## [Description of the task]
Identify all lines below that hold "TradingView" and collect them.

## [Data to use]
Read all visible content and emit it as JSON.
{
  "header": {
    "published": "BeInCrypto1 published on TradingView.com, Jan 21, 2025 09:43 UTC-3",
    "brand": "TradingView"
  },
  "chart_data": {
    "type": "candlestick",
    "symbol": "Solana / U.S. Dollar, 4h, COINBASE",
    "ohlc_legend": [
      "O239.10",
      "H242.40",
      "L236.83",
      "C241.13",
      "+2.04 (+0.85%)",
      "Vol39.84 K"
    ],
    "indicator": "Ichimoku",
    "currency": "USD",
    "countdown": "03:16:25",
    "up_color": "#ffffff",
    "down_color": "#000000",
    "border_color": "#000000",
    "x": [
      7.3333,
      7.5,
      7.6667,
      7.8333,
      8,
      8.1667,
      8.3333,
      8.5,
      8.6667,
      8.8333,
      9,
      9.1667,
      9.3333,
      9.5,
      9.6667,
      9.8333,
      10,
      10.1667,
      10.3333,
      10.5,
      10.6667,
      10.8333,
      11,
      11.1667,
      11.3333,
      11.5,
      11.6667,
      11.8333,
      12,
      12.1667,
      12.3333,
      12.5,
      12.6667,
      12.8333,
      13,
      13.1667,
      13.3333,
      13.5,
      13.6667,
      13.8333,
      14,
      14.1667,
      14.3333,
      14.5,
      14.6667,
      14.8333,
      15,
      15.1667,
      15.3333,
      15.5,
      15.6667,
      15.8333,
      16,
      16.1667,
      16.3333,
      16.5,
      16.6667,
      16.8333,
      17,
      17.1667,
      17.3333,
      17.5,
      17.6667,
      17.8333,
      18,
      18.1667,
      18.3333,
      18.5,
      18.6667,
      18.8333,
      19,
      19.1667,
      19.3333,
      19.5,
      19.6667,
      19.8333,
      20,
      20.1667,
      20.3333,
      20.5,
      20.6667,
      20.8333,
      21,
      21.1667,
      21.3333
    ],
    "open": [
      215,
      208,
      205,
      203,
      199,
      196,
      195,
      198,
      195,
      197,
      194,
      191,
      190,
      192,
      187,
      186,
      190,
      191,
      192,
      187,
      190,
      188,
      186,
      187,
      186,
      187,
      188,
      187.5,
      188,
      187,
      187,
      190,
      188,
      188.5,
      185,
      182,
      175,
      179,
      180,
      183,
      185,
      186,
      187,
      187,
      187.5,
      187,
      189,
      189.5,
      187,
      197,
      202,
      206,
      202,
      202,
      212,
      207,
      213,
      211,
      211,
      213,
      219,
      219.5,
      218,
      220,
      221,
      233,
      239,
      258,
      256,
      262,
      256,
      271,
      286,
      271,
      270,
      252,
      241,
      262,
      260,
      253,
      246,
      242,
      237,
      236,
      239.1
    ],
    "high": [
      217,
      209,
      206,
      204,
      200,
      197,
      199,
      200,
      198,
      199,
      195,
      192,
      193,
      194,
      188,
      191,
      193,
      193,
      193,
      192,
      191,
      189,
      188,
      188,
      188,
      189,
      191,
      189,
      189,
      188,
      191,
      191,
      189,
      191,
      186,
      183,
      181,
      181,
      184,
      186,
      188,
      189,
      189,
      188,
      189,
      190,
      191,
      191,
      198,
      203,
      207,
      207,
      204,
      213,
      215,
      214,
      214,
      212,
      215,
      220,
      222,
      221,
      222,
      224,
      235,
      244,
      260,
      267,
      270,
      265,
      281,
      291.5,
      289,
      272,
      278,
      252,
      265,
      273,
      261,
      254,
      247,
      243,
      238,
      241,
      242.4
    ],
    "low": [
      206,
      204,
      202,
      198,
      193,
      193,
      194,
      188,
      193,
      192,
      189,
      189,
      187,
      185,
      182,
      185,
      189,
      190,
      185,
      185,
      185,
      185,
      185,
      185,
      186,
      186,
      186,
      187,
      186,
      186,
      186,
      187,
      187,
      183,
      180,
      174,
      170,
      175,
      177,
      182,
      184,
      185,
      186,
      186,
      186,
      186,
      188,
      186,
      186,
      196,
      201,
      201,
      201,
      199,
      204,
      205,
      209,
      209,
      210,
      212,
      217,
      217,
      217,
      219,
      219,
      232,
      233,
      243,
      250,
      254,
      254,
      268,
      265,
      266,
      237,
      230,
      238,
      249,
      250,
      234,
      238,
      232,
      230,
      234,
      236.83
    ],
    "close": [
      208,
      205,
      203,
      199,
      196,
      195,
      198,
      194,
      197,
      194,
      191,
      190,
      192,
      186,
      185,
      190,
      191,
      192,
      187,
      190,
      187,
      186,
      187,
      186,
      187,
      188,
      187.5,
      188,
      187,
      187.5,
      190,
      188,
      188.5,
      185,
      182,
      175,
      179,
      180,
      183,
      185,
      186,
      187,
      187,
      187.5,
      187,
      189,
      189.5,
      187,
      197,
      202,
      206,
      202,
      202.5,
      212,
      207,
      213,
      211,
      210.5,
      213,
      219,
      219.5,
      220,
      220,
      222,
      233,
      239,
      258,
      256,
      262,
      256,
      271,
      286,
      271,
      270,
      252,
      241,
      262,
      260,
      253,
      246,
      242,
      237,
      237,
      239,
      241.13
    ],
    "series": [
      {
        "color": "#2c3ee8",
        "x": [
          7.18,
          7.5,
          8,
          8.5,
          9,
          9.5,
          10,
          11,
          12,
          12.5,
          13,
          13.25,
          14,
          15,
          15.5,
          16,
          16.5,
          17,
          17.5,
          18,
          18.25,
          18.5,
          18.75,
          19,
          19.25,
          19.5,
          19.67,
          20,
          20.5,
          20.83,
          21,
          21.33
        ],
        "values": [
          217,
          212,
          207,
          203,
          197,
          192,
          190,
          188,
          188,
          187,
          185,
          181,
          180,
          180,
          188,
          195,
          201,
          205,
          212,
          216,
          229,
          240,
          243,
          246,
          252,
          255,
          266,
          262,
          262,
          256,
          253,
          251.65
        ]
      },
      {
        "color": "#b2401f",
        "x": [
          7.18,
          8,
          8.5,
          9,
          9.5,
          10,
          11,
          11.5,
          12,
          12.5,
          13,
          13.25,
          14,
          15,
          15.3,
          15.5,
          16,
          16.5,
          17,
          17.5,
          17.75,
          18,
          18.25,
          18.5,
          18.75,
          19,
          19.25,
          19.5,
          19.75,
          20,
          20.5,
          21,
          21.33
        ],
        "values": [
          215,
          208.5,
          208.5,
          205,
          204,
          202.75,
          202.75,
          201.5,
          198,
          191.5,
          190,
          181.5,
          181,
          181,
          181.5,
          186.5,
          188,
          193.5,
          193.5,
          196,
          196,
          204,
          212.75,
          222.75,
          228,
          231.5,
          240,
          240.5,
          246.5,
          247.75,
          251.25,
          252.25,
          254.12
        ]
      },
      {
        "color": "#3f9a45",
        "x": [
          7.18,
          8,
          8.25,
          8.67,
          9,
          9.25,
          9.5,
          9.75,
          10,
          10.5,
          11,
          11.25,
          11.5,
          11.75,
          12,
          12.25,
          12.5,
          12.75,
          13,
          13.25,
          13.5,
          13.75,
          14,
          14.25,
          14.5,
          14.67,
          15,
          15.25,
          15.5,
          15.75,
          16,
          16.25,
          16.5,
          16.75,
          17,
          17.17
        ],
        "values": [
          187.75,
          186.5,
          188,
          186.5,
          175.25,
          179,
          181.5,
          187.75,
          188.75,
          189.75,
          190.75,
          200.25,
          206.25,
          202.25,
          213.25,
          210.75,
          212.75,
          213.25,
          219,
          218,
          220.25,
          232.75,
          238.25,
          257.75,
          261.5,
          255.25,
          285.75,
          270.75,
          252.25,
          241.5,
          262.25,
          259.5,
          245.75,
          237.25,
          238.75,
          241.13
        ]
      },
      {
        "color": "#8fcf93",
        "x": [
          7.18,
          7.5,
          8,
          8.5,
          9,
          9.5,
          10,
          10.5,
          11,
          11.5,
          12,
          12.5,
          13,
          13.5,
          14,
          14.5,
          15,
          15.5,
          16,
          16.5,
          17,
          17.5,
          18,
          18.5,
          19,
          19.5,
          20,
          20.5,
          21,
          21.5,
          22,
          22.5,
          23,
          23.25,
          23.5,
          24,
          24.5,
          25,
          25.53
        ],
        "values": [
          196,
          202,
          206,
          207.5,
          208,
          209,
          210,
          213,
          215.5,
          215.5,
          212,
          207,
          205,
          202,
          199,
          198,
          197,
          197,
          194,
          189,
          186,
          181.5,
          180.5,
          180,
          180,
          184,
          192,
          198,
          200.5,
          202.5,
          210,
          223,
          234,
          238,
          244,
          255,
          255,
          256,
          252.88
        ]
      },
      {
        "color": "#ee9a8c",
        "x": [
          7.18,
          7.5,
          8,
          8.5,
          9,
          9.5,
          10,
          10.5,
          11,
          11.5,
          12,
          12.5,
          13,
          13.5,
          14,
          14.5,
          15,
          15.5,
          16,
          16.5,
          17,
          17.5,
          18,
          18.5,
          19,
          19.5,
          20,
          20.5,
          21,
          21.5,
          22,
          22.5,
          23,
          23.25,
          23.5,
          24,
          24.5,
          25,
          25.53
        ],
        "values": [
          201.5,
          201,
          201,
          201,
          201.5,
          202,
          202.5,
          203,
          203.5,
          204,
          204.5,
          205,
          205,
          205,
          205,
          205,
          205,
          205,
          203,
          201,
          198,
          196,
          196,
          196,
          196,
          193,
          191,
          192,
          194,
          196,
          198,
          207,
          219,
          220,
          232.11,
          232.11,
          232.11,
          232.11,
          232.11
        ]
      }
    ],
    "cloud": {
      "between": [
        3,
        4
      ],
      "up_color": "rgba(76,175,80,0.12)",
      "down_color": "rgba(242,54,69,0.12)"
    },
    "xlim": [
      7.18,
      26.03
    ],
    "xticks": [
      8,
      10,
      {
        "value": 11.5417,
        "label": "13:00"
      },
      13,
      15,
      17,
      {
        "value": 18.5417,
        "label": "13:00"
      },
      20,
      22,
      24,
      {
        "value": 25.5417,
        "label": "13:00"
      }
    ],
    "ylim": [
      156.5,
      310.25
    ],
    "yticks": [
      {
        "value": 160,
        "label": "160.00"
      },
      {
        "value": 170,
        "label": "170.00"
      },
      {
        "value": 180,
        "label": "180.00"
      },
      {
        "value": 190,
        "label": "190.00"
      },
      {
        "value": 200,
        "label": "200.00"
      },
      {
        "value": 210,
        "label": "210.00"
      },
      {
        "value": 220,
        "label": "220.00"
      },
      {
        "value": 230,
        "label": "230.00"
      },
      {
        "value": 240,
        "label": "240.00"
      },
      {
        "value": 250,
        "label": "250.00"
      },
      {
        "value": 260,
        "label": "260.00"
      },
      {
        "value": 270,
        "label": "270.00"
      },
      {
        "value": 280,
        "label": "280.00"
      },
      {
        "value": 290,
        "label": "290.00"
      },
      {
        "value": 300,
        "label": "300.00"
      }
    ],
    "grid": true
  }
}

## [Written reply]
    "published": "BeInCrypto1 published on TradingView.com, Jan 21, 2025 09:43 UTC-3",
    "brand": "TradingView"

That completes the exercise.